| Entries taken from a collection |
· · ·
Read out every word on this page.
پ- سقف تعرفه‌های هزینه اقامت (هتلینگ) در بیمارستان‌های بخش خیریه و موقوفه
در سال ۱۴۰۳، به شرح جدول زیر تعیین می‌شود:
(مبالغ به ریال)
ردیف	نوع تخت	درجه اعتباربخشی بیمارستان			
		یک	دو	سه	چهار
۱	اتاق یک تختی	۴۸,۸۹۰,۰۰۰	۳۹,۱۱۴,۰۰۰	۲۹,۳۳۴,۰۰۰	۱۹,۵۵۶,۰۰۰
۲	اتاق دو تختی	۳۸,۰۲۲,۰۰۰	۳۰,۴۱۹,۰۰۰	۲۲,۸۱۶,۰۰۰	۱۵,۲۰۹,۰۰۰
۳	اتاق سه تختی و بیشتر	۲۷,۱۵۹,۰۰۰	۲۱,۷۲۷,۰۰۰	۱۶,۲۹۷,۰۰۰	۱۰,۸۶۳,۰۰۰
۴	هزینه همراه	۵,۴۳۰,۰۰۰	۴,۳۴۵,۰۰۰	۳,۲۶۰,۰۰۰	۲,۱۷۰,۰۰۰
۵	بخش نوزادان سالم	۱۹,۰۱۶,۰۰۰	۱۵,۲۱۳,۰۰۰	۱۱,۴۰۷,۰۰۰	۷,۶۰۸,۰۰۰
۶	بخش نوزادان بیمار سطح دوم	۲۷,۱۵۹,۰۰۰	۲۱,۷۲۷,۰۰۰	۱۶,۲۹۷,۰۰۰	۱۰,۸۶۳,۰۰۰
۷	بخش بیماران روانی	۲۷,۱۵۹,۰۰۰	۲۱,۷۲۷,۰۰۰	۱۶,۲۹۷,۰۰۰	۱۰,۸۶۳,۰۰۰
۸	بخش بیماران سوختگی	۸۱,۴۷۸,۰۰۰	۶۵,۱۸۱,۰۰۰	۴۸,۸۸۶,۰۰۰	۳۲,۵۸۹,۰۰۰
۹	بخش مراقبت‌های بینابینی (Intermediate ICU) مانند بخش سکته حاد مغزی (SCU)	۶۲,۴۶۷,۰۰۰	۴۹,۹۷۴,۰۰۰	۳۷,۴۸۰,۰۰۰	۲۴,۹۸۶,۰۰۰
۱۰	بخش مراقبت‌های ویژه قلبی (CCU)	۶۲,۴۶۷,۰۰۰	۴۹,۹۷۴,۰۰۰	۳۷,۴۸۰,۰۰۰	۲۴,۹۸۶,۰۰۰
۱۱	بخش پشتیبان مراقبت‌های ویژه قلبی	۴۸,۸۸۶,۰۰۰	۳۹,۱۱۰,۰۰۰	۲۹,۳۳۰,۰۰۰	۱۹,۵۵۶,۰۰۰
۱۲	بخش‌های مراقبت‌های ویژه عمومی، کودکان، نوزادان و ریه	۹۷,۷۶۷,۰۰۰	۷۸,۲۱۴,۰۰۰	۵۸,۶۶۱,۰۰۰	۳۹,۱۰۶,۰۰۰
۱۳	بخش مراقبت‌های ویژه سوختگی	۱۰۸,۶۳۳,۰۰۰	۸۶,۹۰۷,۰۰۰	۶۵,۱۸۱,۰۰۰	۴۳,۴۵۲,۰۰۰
· · ·
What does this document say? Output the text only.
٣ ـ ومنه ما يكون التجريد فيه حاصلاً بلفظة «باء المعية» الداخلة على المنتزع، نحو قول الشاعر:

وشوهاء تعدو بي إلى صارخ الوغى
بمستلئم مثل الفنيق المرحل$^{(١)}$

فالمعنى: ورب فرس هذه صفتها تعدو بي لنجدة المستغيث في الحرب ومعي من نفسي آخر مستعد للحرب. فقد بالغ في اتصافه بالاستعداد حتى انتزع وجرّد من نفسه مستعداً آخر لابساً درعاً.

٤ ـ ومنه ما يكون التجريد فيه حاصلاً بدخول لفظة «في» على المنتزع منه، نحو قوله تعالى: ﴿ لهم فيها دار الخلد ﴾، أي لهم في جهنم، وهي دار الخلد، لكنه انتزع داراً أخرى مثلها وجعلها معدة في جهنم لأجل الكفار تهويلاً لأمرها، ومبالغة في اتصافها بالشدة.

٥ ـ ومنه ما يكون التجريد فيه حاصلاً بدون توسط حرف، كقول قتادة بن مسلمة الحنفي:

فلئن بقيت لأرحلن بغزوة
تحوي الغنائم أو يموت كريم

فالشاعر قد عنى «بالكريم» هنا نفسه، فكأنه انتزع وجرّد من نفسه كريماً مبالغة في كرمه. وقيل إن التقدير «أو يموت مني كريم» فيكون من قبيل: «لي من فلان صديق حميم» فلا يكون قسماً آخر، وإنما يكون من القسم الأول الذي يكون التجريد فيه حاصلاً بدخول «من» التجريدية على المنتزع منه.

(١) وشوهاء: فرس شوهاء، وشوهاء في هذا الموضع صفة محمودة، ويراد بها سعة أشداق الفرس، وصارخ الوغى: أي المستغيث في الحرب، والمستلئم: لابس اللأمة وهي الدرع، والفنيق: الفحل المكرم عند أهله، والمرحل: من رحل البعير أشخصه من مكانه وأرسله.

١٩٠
· · ·
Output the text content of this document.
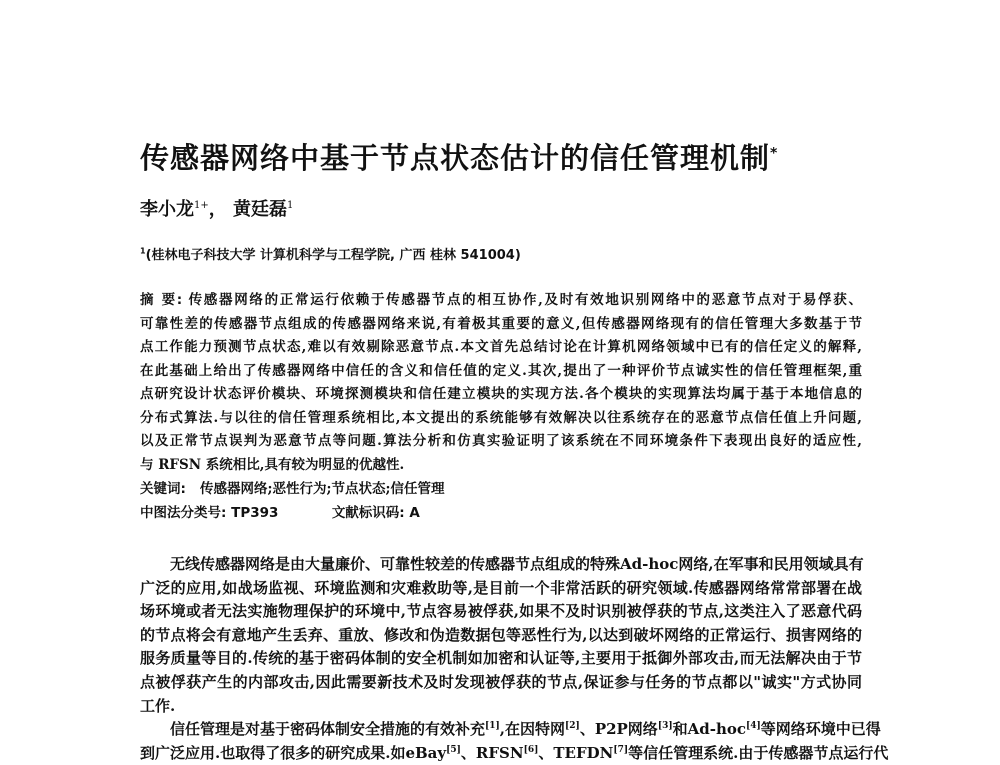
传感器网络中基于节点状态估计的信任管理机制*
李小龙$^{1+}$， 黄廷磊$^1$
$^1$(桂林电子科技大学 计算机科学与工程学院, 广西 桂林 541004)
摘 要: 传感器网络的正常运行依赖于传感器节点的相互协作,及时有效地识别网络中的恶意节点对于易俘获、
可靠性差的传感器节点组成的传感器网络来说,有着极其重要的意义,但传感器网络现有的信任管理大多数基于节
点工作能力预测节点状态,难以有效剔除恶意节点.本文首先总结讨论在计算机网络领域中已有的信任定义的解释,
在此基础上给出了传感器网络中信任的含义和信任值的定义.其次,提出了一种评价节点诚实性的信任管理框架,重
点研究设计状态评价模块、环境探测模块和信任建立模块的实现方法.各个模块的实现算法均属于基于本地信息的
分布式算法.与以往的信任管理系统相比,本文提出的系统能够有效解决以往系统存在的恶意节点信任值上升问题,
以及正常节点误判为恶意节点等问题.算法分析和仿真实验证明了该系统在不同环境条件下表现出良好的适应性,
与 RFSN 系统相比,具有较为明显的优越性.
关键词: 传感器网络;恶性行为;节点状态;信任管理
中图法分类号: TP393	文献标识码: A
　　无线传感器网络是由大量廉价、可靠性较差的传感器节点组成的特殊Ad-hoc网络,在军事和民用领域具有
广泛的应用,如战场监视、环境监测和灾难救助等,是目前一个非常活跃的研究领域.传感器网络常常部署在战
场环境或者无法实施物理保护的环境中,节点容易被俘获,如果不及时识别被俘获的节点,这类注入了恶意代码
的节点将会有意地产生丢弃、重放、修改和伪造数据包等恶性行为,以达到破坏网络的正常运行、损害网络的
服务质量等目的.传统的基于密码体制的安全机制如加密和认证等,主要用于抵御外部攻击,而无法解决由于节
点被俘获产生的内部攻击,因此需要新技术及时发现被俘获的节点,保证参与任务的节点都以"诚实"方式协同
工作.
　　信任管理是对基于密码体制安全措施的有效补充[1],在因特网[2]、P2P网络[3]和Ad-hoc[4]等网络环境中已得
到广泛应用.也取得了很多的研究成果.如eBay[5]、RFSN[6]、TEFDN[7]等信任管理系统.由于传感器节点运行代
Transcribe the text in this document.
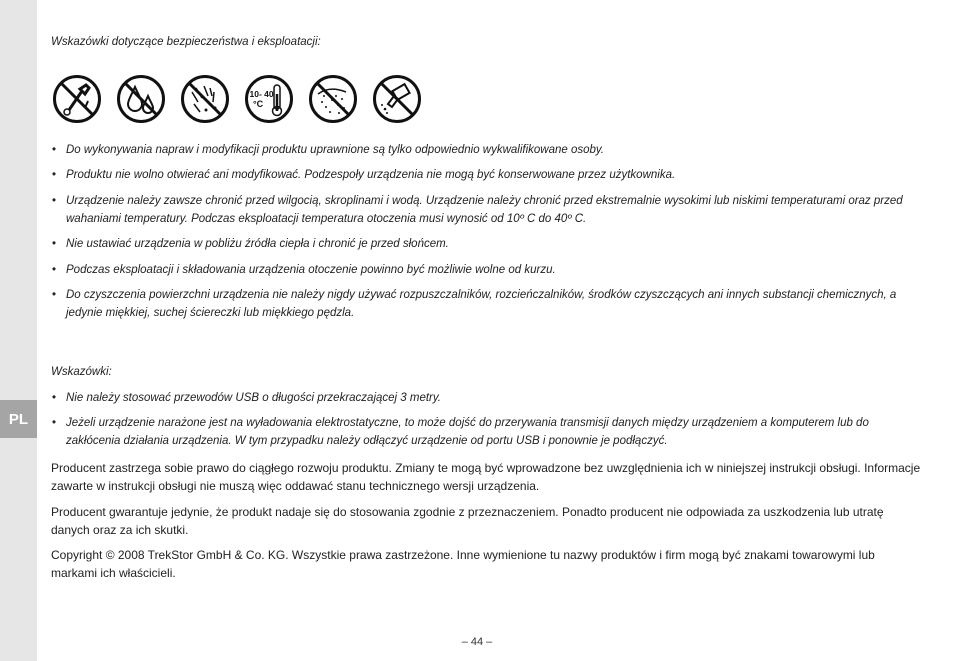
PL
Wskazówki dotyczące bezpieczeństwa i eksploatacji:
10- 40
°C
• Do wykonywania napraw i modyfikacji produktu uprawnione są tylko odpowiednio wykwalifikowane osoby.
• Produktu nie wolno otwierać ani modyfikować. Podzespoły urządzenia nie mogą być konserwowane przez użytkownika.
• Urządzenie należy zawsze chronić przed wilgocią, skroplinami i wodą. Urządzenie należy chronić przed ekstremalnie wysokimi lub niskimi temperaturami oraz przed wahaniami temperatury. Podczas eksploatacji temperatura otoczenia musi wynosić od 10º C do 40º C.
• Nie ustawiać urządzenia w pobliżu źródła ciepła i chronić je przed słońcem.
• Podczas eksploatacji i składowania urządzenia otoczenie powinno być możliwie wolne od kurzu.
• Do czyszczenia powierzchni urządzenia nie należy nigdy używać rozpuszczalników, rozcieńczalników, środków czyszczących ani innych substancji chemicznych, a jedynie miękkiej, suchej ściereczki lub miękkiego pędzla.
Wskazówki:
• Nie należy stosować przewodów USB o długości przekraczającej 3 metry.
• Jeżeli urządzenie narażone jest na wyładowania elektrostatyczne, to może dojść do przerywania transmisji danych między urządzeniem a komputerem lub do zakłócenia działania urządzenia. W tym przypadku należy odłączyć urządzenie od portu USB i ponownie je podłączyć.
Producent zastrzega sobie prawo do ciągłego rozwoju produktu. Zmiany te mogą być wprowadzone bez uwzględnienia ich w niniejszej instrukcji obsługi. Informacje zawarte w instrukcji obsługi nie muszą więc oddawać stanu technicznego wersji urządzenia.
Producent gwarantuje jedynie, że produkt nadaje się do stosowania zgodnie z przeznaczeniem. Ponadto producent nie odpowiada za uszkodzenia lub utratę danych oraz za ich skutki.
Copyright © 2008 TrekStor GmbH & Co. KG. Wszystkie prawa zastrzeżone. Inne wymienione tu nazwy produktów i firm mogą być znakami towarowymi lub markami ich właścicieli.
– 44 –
· · ·
| What you need to do |
Filter the records above for "نفسه" and copy every matching line.

| Task solution |
فالمعنى: ورب فرس هذه صفتها تعدو بي لنجدة المستغيث في الحرب ومعي من نفسي آخر مستعد للحرب. فقد بالغ في اتصافه بالاستعداد حتى انتزع وجرّد من نفسه مستعداً آخر لابساً درعاً.
فالشاعر قد عنى «بالكريم» هنا نفسه، فكأنه انتزع وجرّد من نفسه كريماً مبالغة في كرمه. وقيل إن التقدير «أو يموت مني كريم» فيكون من قبيل: «لي من فلان صديق حميم» فلا يكون قسماً آخر، وإنما يكون من القسم الأول الذي يكون التجريد فيه حاصلاً بدخول «من» التجريدية على المنتزع منه.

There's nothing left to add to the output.